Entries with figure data

......

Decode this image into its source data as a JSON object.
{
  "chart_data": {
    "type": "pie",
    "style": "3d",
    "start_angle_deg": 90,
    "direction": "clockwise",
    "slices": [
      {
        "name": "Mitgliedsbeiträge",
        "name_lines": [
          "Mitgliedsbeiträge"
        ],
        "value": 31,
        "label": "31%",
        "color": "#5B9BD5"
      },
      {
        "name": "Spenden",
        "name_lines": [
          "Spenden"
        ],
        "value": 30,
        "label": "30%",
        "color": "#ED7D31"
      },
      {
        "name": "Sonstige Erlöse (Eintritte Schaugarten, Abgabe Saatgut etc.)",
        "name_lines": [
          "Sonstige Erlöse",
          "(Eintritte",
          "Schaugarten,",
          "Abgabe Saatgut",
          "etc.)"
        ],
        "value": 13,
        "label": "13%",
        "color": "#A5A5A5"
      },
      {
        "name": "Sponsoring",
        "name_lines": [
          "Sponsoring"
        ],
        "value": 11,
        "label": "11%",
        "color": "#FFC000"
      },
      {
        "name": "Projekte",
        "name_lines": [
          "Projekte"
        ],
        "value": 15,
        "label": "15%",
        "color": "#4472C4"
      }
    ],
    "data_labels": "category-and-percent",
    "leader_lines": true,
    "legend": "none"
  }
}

......

What you should do:
Exactly as they are written, print the entries again.

Complete response:
Decode this image into its source data as a JSON object.
{
  "chart_data": {
    "type": "pie",
    "style": "3d",
    "start_angle_deg": 90,
    "direction": "clockwise",
    "slices": [
      {
        "name": "Mitgliedsbeiträge",
        "name_lines": [
          "Mitgliedsbeiträge"
        ],
        "value": 31,
        "label": "31%",
        "color": "#5B9BD5"
      },
      {
        "name": "Spenden",
        "name_lines": [
          "Spenden"
        ],
        "value": 30,
        "label": "30%",
        "color": "#ED7D31"
      },
      {
        "name": "Sonstige Erlöse (Eintritte Schaugarten, Abgabe Saatgut etc.)",
        "name_lines": [
          "Sonstige Erlöse",
          "(Eintritte",
          "Schaugarten,",
          "Abgabe Saatgut",
          "etc.)"
        ],
        "value": 13,
        "label": "13%",
        "color": "#A5A5A5"
      },
      {
        "name": "Sponsoring",
        "name_lines": [
          "Sponsoring"
        ],
        "value": 11,
        "label": "11%",
        "color": "#FFC000"
      },
      {
        "name": "Projekte",
        "name_lines": [
          "Projekte"
        ],
        "value": 15,
        "label": "15%",
        "color": "#4472C4"
      }
    ],
    "data_labels": "category-and-percent",
    "leader_lines": true,
    "legend": "none"
  }
}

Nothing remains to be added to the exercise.